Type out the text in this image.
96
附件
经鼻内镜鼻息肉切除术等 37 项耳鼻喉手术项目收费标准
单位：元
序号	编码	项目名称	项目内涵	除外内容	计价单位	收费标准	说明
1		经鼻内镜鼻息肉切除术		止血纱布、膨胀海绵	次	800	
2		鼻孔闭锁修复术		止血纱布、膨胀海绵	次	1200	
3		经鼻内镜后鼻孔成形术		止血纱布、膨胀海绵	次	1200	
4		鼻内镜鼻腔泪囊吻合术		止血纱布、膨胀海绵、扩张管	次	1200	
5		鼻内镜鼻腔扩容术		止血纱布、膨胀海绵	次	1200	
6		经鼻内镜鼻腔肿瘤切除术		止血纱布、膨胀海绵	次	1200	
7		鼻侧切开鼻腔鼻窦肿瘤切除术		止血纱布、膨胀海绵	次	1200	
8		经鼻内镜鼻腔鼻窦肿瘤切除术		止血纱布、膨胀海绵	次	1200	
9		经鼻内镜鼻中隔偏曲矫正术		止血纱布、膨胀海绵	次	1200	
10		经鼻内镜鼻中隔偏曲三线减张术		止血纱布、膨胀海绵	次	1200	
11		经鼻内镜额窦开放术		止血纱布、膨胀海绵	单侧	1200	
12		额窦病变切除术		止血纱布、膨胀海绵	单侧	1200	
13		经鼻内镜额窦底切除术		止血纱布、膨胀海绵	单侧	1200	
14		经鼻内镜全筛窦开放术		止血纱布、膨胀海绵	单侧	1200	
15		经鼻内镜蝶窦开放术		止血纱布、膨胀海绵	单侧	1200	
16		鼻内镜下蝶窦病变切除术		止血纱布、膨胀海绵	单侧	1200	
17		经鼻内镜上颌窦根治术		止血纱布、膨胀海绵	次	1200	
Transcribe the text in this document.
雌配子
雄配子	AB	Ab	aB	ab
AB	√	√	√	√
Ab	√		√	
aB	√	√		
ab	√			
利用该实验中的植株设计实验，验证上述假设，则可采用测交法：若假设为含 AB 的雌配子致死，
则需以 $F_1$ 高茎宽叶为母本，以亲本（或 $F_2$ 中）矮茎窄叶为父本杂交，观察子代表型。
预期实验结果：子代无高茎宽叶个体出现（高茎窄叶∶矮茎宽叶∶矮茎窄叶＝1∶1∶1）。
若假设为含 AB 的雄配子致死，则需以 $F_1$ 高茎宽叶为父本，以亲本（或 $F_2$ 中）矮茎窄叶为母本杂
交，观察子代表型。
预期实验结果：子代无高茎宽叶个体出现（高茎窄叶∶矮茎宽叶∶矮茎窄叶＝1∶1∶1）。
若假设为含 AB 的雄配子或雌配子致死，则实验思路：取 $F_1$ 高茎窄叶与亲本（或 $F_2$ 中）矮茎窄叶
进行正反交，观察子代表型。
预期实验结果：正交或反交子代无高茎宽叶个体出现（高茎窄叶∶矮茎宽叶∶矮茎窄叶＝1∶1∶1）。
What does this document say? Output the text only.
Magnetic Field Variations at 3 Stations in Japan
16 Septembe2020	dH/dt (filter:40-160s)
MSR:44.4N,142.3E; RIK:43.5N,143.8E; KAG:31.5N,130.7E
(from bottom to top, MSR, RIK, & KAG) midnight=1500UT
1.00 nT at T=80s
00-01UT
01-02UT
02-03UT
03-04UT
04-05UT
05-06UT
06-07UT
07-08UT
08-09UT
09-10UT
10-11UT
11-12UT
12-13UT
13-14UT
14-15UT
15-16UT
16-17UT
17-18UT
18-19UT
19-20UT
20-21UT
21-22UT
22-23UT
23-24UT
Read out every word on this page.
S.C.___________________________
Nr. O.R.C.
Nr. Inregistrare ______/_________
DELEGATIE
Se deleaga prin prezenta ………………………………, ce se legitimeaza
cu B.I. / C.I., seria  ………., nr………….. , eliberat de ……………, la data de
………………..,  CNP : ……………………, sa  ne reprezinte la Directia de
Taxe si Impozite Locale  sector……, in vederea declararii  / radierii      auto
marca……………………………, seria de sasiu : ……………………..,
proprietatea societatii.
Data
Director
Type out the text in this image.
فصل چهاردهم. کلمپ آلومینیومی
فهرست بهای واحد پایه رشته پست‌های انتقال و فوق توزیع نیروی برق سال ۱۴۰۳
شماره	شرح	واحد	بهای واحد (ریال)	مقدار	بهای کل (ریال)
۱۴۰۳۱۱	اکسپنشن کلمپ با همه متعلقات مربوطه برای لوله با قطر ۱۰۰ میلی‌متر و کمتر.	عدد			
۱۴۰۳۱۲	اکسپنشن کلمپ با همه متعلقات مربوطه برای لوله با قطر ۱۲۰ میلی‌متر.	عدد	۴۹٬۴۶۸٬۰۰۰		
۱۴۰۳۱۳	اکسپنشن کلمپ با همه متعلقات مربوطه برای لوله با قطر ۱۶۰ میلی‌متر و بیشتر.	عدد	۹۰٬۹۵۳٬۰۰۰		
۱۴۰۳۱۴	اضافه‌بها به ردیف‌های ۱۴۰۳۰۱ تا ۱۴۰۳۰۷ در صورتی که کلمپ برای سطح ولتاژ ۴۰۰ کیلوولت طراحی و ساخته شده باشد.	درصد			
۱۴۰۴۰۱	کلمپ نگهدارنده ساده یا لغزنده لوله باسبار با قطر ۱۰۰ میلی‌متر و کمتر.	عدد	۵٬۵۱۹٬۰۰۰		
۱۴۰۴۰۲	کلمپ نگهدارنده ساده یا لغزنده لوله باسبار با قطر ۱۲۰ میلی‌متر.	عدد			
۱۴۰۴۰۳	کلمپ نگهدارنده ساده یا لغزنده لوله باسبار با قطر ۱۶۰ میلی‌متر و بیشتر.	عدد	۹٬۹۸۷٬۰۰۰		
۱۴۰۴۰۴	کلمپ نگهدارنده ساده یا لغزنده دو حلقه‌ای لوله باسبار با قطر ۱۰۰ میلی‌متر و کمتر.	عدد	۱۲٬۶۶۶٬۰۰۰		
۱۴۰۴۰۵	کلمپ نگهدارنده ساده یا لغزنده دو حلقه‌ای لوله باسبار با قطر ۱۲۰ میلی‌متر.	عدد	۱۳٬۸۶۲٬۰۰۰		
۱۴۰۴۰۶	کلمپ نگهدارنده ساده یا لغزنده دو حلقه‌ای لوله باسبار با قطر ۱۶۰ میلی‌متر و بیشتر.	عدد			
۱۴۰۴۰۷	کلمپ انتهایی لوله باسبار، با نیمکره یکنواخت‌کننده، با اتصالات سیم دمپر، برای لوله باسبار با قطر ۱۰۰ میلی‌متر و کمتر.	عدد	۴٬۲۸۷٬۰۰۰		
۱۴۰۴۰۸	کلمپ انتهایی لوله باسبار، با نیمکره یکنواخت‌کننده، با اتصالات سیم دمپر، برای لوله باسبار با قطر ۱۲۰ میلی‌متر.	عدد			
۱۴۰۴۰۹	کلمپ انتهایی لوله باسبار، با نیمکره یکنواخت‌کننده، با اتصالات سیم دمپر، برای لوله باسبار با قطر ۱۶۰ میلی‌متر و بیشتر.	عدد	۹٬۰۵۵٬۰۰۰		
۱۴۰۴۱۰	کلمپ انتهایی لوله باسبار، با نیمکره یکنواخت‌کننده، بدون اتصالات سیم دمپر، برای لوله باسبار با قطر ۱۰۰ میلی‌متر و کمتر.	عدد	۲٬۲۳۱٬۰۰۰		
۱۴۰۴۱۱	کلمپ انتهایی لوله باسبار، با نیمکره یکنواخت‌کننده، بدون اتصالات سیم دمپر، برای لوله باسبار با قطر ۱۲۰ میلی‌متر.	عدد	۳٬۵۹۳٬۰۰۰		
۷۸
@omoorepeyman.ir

● ● ● ● ●

Written task =>
Each line in the entries above that includes the string "مربوطه" should be extracted.

Written solution =>
۱۴۰۳۱۱	اکسپنشن کلمپ با همه متعلقات مربوطه برای لوله با قطر ۱۰۰ میلی‌متر و کمتر.	عدد			
۱۴۰۳۱۲	اکسپنشن کلمپ با همه متعلقات مربوطه برای لوله با قطر ۱۲۰ میلی‌متر.	عدد	۴۹٬۴۶۸٬۰۰۰		
۱۴۰۳۱۳	اکسپنشن کلمپ با همه متعلقات مربوطه برای لوله با قطر ۱۶۰ میلی‌متر و بیشتر.	عدد	۹۰٬۹۵۳٬۰۰۰		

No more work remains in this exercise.